Requirement
Locate each line in the records below that contains the string "图案叠加" and copy it out in full. Matching is case-sensitive.

*****

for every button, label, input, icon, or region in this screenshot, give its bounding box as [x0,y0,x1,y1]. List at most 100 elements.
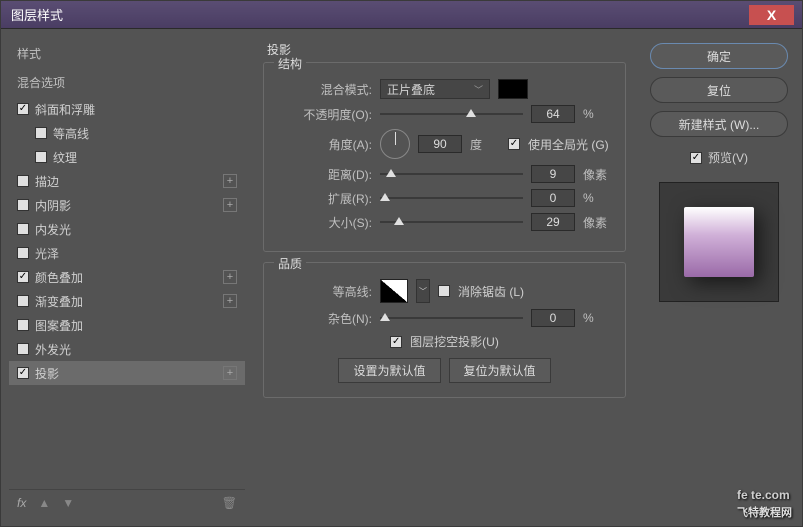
add-effect-icon[interactable]: + [223,366,237,380]
preview-swatch [684,207,754,277]
style-item-4[interactable]: 内阴影 + [9,193,245,217]
style-checkbox[interactable] [17,223,29,235]
styles-list-panel: 样式 混合选项 斜面和浮雕等高线纹理描边 + 内阴影 + 内发光光泽颜色叠加 + 渐变叠加 +… [9,39,245,516]
opacity-input[interactable] [531,105,575,123]
size-slider[interactable] [380,215,523,229]
contour-picker[interactable] [380,279,408,303]
arrow-up-icon[interactable]: ▲ [38,496,50,510]
style-label: 描边 [35,173,59,190]
add-effect-icon[interactable]: + [223,294,237,308]
style-checkbox[interactable] [17,175,29,187]
chevron-down-icon: ﹀ [474,83,483,96]
style-label: 渐变叠加 [35,293,83,310]
style-label: 图案叠加 [35,317,83,334]
structure-group: 结构 混合模式: 正片叠底 ﹀ 不透明度(O): % 角度(A): [263,62,626,252]
add-effect-icon[interactable]: + [223,174,237,188]
add-effect-icon[interactable]: + [223,198,237,212]
antialias-label: 消除锯齿 (L) [458,283,524,300]
styles-footer: fx ▲ ▼ 🗑 [9,489,245,516]
angle-label: 角度(A): [276,136,372,153]
style-checkbox[interactable] [17,271,29,283]
blend-mode-select[interactable]: 正片叠底 ﹀ [380,79,490,99]
spread-slider[interactable] [380,191,523,205]
options-panel: 投影 结构 混合模式: 正片叠底 ﹀ 不透明度(O): % [245,39,644,516]
add-effect-icon[interactable]: + [223,270,237,284]
cancel-button[interactable]: 复位 [650,77,788,103]
style-label: 内发光 [35,221,71,238]
style-checkbox[interactable] [17,319,29,331]
style-label: 颜色叠加 [35,269,83,286]
spread-unit: % [583,191,613,205]
distance-slider[interactable] [380,167,523,181]
size-input[interactable] [531,213,575,231]
size-label: 大小(S): [276,214,372,231]
angle-input[interactable] [418,135,462,153]
quality-legend: 品质 [274,255,306,272]
blend-options-header[interactable]: 混合选项 [9,68,245,97]
style-checkbox[interactable] [17,103,29,115]
distance-label: 距离(D): [276,166,372,183]
titlebar: 图层样式 X [1,1,802,29]
contour-label: 等高线: [276,283,372,300]
style-item-8[interactable]: 渐变叠加 + [9,289,245,313]
dialog-content: 样式 混合选项 斜面和浮雕等高线纹理描边 + 内阴影 + 内发光光泽颜色叠加 + 渐变叠加 +… [1,29,802,526]
style-item-2[interactable]: 纹理 [9,145,245,169]
opacity-label: 不透明度(O): [276,106,372,123]
arrow-down-icon[interactable]: ▼ [62,496,74,510]
set-default-button[interactable]: 设置为默认值 [338,358,440,383]
antialias-checkbox[interactable] [438,285,450,297]
style-item-5[interactable]: 内发光 [9,217,245,241]
style-label: 等高线 [53,125,89,142]
style-label: 斜面和浮雕 [35,101,95,118]
noise-slider[interactable] [380,311,523,325]
distance-unit: 像素 [583,166,613,183]
close-button[interactable]: X [749,5,794,25]
style-item-10[interactable]: 外发光 [9,337,245,361]
global-light-checkbox[interactable] [508,138,520,150]
new-style-button[interactable]: 新建样式 (W)... [650,111,788,137]
style-item-7[interactable]: 颜色叠加 + [9,265,245,289]
spread-input[interactable] [531,189,575,207]
angle-unit: 度 [470,136,500,153]
style-item-1[interactable]: 等高线 [9,121,245,145]
ok-button[interactable]: 确定 [650,43,788,69]
noise-input[interactable] [531,309,575,327]
style-checkbox[interactable] [35,151,47,163]
preview-label: 预览(V) [708,149,748,166]
style-item-0[interactable]: 斜面和浮雕 [9,97,245,121]
style-item-3[interactable]: 描边 + [9,169,245,193]
style-label: 光泽 [35,245,59,262]
style-item-11[interactable]: 投影 + [9,361,245,385]
knockout-checkbox[interactable] [390,336,402,348]
effect-title: 投影 [263,41,626,58]
preview-thumbnail [659,182,779,302]
spread-label: 扩展(R): [276,190,372,207]
knockout-label: 图层挖空投影(U) [410,333,499,350]
angle-dial[interactable] [380,129,410,159]
preview-checkbox[interactable] [690,152,702,164]
style-checkbox[interactable] [17,199,29,211]
style-label: 纹理 [53,149,77,166]
style-item-9[interactable]: 图案叠加 [9,313,245,337]
opacity-slider[interactable] [380,107,523,121]
style-label: 外发光 [35,341,71,358]
style-label: 投影 [35,365,59,382]
style-checkbox[interactable] [35,127,47,139]
style-checkbox[interactable] [17,295,29,307]
trash-icon[interactable]: 🗑 [222,496,237,510]
reset-default-button[interactable]: 复位为默认值 [449,358,551,383]
style-checkbox[interactable] [17,247,29,259]
structure-legend: 结构 [274,55,306,72]
style-label: 内阴影 [35,197,71,214]
style-checkbox[interactable] [17,367,29,379]
shadow-color-swatch[interactable] [498,79,528,99]
distance-input[interactable] [531,165,575,183]
style-item-6[interactable]: 光泽 [9,241,245,265]
quality-group: 品质 等高线: ﹀ 消除锯齿 (L) 杂色(N): % 图层挖空投影(U) [263,262,626,398]
style-checkbox[interactable] [17,343,29,355]
contour-dropdown[interactable]: ﹀ [416,279,430,303]
styles-header[interactable]: 样式 [9,39,245,68]
window-title: 图层样式 [11,5,63,24]
fx-menu[interactable]: fx [17,496,26,510]
action-panel: 确定 复位 新建样式 (W)... 预览(V) [644,39,794,516]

*****

Worked solution
style-label: 图案叠加 [35,317,83,334]
style-item-9[interactable]: 图案叠加 [9,313,245,337]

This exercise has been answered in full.